> [What is required]: Count up the lines in the following listing that hold the word "Natalia", then give only that count.

> [Data supplied]:
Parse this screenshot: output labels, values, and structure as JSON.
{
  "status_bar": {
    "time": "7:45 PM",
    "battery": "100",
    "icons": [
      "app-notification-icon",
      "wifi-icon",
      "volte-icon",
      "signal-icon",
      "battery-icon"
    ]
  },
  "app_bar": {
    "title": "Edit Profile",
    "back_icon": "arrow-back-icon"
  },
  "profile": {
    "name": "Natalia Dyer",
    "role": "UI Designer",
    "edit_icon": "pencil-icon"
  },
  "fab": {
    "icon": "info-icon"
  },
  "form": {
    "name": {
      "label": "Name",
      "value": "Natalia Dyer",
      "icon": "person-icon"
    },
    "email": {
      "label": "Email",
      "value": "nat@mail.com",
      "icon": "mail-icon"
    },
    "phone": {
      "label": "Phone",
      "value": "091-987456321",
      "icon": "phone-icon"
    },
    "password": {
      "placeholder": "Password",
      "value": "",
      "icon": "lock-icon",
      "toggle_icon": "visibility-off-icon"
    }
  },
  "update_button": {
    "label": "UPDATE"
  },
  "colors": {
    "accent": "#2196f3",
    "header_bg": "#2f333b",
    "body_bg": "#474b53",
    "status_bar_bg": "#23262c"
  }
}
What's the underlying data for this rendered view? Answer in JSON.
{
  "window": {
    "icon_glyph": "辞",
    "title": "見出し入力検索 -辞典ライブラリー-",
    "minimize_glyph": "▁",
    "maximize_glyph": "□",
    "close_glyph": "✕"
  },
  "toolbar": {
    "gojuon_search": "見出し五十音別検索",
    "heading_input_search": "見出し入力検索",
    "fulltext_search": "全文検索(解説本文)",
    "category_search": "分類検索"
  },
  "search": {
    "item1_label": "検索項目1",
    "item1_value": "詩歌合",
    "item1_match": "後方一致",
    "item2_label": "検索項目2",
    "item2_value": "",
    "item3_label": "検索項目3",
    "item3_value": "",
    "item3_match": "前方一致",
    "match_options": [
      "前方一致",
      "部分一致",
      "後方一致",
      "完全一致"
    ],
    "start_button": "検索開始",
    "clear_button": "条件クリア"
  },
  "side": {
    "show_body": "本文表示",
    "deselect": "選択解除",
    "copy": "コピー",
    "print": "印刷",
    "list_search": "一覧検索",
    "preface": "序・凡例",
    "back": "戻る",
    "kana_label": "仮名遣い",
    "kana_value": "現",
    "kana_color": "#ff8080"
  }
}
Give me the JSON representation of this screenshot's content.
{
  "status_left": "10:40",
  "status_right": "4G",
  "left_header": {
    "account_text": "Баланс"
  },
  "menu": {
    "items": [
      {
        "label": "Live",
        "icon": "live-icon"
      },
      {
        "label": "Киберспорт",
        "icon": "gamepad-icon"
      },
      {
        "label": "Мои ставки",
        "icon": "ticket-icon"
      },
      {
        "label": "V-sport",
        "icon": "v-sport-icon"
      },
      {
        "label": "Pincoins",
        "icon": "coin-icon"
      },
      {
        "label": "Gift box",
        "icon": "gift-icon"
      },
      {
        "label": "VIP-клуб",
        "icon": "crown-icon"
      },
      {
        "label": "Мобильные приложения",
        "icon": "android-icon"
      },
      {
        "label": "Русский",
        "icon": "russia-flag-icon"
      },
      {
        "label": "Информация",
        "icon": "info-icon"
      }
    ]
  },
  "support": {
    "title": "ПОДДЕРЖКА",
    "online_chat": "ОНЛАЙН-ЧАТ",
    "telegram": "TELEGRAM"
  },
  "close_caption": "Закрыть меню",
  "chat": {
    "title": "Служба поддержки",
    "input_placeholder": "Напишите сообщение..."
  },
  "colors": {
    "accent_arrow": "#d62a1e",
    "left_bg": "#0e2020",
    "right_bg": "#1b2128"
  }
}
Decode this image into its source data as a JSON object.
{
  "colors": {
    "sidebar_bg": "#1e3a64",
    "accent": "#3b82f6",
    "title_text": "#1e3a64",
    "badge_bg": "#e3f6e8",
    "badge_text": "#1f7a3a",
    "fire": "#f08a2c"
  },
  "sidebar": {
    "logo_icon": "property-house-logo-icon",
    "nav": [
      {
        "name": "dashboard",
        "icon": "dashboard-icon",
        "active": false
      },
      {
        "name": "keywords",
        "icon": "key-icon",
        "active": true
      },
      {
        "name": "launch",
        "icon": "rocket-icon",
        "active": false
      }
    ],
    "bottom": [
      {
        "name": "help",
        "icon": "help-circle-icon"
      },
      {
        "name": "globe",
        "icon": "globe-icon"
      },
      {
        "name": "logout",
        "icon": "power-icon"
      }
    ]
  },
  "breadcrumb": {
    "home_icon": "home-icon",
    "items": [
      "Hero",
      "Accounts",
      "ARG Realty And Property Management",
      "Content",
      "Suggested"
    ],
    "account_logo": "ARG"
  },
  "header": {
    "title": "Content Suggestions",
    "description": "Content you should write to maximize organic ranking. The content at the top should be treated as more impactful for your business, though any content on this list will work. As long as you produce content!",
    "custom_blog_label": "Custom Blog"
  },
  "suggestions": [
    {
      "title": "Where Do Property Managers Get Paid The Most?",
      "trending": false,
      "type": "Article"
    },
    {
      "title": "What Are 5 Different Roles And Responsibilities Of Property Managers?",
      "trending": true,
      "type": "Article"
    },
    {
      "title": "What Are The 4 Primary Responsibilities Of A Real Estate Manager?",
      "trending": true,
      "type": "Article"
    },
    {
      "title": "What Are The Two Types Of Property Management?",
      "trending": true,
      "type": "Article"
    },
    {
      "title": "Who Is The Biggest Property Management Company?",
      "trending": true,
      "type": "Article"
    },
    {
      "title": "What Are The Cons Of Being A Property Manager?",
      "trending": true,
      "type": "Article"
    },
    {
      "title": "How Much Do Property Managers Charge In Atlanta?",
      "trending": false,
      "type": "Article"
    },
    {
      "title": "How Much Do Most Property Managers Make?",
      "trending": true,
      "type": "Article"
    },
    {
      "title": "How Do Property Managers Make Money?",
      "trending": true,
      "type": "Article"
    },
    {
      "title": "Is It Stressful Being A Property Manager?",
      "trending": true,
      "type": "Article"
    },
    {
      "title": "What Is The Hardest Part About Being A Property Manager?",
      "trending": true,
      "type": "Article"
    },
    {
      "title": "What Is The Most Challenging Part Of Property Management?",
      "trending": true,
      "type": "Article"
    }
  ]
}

> [Finished task]: 2